Set problem: Return the whole listing, keeping every character the same.

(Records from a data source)
++++++++

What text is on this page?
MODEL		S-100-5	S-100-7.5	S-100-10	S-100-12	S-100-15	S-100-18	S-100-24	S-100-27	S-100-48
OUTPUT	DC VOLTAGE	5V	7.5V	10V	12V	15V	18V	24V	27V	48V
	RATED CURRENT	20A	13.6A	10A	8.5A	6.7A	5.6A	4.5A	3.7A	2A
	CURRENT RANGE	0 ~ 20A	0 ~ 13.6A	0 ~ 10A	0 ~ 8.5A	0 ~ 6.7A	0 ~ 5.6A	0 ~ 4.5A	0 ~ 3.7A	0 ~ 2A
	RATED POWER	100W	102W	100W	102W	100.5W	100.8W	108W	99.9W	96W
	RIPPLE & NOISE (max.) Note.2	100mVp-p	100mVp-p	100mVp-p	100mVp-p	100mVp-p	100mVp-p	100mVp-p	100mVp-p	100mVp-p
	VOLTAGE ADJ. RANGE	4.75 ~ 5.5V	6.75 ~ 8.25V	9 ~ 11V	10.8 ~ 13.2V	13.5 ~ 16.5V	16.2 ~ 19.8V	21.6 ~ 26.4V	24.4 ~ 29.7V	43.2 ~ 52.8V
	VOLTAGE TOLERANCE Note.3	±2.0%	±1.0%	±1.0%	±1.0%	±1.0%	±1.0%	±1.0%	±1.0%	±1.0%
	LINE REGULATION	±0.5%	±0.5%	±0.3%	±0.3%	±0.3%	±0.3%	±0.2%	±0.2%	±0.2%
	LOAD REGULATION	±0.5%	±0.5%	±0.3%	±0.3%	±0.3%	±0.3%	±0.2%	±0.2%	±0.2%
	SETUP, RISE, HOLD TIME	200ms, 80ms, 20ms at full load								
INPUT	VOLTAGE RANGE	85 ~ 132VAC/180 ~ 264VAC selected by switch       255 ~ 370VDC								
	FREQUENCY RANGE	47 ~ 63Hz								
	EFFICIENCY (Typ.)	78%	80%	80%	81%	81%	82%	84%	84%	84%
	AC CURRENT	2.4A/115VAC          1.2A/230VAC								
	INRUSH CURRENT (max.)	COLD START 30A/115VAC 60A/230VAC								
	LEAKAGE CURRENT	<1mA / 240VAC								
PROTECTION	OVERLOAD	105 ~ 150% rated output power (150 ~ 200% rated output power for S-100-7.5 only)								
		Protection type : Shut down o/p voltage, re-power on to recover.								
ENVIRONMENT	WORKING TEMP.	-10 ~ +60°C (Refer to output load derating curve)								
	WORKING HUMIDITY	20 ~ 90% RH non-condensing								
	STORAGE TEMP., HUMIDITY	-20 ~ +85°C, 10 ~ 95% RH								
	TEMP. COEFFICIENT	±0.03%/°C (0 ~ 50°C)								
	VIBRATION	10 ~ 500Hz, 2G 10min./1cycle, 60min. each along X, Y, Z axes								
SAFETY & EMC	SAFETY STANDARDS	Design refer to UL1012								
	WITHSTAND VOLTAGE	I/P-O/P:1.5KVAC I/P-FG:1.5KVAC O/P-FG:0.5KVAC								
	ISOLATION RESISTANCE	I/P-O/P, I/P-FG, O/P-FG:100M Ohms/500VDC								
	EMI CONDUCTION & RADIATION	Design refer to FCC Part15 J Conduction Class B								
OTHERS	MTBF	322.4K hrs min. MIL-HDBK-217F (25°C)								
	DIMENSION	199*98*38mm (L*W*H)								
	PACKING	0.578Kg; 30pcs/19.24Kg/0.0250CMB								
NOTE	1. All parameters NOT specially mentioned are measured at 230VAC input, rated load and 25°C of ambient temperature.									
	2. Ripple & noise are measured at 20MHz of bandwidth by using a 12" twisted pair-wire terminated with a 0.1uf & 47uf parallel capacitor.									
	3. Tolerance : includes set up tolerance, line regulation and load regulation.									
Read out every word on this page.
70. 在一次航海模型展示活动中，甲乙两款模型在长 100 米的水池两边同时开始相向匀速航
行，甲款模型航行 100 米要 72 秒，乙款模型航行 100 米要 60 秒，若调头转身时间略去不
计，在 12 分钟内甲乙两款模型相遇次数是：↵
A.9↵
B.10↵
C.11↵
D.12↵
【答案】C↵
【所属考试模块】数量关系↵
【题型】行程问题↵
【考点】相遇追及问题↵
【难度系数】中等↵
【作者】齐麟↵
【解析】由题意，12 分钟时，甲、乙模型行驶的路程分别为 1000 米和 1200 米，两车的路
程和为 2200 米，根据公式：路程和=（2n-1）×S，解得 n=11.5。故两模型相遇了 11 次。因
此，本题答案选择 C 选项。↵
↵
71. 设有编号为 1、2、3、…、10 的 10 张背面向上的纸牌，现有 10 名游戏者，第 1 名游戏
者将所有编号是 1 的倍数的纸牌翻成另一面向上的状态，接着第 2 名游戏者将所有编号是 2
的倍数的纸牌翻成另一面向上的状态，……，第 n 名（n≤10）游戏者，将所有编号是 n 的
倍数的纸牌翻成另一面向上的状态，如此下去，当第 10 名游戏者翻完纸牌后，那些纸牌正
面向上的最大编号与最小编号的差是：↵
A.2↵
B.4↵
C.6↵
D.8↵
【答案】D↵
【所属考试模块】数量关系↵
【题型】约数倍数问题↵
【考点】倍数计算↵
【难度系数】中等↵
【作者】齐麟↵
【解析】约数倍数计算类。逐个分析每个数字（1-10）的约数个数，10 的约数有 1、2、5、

++++++++

Solved exercise:
What text is on this page?
MODEL		S-100-5	S-100-7.5	S-100-10	S-100-12	S-100-15	S-100-18	S-100-24	S-100-27	S-100-48
OUTPUT	DC VOLTAGE	5V	7.5V	10V	12V	15V	18V	24V	27V	48V
	RATED CURRENT	20A	13.6A	10A	8.5A	6.7A	5.6A	4.5A	3.7A	2A
	CURRENT RANGE	0 ~ 20A	0 ~ 13.6A	0 ~ 10A	0 ~ 8.5A	0 ~ 6.7A	0 ~ 5.6A	0 ~ 4.5A	0 ~ 3.7A	0 ~ 2A
	RATED POWER	100W	102W	100W	102W	100.5W	100.8W	108W	99.9W	96W
	RIPPLE & NOISE (max.) Note.2	100mVp-p	100mVp-p	100mVp-p	100mVp-p	100mVp-p	100mVp-p	100mVp-p	100mVp-p	100mVp-p
	VOLTAGE ADJ. RANGE	4.75 ~ 5.5V	6.75 ~ 8.25V	9 ~ 11V	10.8 ~ 13.2V	13.5 ~ 16.5V	16.2 ~ 19.8V	21.6 ~ 26.4V	24.4 ~ 29.7V	43.2 ~ 52.8V
	VOLTAGE TOLERANCE Note.3	±2.0%	±1.0%	±1.0%	±1.0%	±1.0%	±1.0%	±1.0%	±1.0%	±1.0%
	LINE REGULATION	±0.5%	±0.5%	±0.3%	±0.3%	±0.3%	±0.3%	±0.2%	±0.2%	±0.2%
	LOAD REGULATION	±0.5%	±0.5%	±0.3%	±0.3%	±0.3%	±0.3%	±0.2%	±0.2%	±0.2%
	SETUP, RISE, HOLD TIME	200ms, 80ms, 20ms at full load								
INPUT	VOLTAGE RANGE	85 ~ 132VAC/180 ~ 264VAC selected by switch       255 ~ 370VDC								
	FREQUENCY RANGE	47 ~ 63Hz								
	EFFICIENCY (Typ.)	78%	80%	80%	81%	81%	82%	84%	84%	84%
	AC CURRENT	2.4A/115VAC          1.2A/230VAC								
	INRUSH CURRENT (max.)	COLD START 30A/115VAC 60A/230VAC								
	LEAKAGE CURRENT	<1mA / 240VAC								
PROTECTION	OVERLOAD	105 ~ 150% rated output power (150 ~ 200% rated output power for S-100-7.5 only)								
		Protection type : Shut down o/p voltage, re-power on to recover.								
ENVIRONMENT	WORKING TEMP.	-10 ~ +60°C (Refer to output load derating curve)								
	WORKING HUMIDITY	20 ~ 90% RH non-condensing								
	STORAGE TEMP., HUMIDITY	-20 ~ +85°C, 10 ~ 95% RH								
	TEMP. COEFFICIENT	±0.03%/°C (0 ~ 50°C)								
	VIBRATION	10 ~ 500Hz, 2G 10min./1cycle, 60min. each along X, Y, Z axes								
SAFETY & EMC	SAFETY STANDARDS	Design refer to UL1012								
	WITHSTAND VOLTAGE	I/P-O/P:1.5KVAC I/P-FG:1.5KVAC O/P-FG:0.5KVAC								
	ISOLATION RESISTANCE	I/P-O/P, I/P-FG, O/P-FG:100M Ohms/500VDC								
	EMI CONDUCTION & RADIATION	Design refer to FCC Part15 J Conduction Class B								
OTHERS	MTBF	322.4K hrs min. MIL-HDBK-217F (25°C)								
	DIMENSION	199*98*38mm (L*W*H)								
	PACKING	0.578Kg; 30pcs/19.24Kg/0.0250CMB								
NOTE	1. All parameters NOT specially mentioned are measured at 230VAC input, rated load and 25°C of ambient temperature.									
	2. Ripple & noise are measured at 20MHz of bandwidth by using a 12" twisted pair-wire terminated with a 0.1uf & 47uf parallel capacitor.									
	3. Tolerance : includes set up tolerance, line regulation and load regulation.									
Read out every word on this page.
70. 在一次航海模型展示活动中，甲乙两款模型在长 100 米的水池两边同时开始相向匀速航
行，甲款模型航行 100 米要 72 秒，乙款模型航行 100 米要 60 秒，若调头转身时间略去不
计，在 12 分钟内甲乙两款模型相遇次数是：↵
A.9↵
B.10↵
C.11↵
D.12↵
【答案】C↵
【所属考试模块】数量关系↵
【题型】行程问题↵
【考点】相遇追及问题↵
【难度系数】中等↵
【作者】齐麟↵
【解析】由题意，12 分钟时，甲、乙模型行驶的路程分别为 1000 米和 1200 米，两车的路
程和为 2200 米，根据公式：路程和=（2n-1）×S，解得 n=11.5。故两模型相遇了 11 次。因
此，本题答案选择 C 选项。↵
↵
71. 设有编号为 1、2、3、…、10 的 10 张背面向上的纸牌，现有 10 名游戏者，第 1 名游戏
者将所有编号是 1 的倍数的纸牌翻成另一面向上的状态，接着第 2 名游戏者将所有编号是 2
的倍数的纸牌翻成另一面向上的状态，……，第 n 名（n≤10）游戏者，将所有编号是 n 的
倍数的纸牌翻成另一面向上的状态，如此下去，当第 10 名游戏者翻完纸牌后，那些纸牌正
面向上的最大编号与最小编号的差是：↵
A.2↵
B.4↵
C.6↵
D.8↵
【答案】D↵
【所属考试模块】数量关系↵
【题型】约数倍数问题↵
【考点】倍数计算↵
【难度系数】中等↵
【作者】齐麟↵
【解析】约数倍数计算类。逐个分析每个数字（1-10）的约数个数，10 的约数有 1、2、5、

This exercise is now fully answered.